* ENTRIES PROVIDED:
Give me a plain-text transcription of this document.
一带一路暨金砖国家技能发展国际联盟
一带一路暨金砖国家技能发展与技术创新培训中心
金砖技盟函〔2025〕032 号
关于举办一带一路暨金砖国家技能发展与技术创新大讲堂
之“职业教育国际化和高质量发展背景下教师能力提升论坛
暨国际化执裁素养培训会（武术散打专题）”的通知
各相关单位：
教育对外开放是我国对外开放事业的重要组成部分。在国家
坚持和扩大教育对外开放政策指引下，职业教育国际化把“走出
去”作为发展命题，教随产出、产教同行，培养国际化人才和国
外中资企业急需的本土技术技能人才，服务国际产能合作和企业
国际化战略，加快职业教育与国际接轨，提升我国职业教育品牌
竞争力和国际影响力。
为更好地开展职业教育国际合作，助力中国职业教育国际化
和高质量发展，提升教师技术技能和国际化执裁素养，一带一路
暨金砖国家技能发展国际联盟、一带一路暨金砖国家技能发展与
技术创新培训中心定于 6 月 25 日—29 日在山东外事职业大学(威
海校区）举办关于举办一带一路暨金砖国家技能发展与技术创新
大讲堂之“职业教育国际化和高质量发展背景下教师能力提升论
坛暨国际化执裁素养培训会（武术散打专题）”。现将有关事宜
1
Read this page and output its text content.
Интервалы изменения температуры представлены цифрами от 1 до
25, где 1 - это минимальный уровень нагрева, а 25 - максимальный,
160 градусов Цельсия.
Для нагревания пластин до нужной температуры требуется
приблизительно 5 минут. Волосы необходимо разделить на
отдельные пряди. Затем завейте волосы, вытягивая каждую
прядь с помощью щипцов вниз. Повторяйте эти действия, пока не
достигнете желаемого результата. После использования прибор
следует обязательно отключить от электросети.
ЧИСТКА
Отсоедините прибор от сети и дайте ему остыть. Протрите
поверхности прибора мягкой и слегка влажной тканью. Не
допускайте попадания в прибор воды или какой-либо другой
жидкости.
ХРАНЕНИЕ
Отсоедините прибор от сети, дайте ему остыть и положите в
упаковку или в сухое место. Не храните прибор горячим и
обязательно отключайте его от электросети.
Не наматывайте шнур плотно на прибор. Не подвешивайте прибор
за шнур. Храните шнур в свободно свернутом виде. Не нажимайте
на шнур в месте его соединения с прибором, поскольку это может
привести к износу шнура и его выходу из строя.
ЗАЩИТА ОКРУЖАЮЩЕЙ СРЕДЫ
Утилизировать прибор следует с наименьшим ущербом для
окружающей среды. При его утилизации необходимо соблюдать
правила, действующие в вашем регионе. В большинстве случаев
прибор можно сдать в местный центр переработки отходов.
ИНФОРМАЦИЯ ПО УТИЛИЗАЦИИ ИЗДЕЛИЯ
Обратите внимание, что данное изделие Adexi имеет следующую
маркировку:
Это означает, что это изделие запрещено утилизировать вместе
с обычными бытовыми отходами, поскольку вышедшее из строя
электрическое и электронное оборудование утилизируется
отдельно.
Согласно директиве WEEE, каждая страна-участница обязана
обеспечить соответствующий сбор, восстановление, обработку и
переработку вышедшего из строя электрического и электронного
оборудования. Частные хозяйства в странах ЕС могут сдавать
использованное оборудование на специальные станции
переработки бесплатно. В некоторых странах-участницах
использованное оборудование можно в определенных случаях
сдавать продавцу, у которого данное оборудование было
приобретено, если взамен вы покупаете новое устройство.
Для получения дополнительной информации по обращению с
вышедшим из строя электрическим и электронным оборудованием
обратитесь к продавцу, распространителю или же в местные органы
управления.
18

* DIRECTIONS FOR THIS TASK: Every line containing the string "использованное" must be listed.

* THE REPLY:
использованное оборудование на специальные станции
использованное оборудование можно в определенных случаях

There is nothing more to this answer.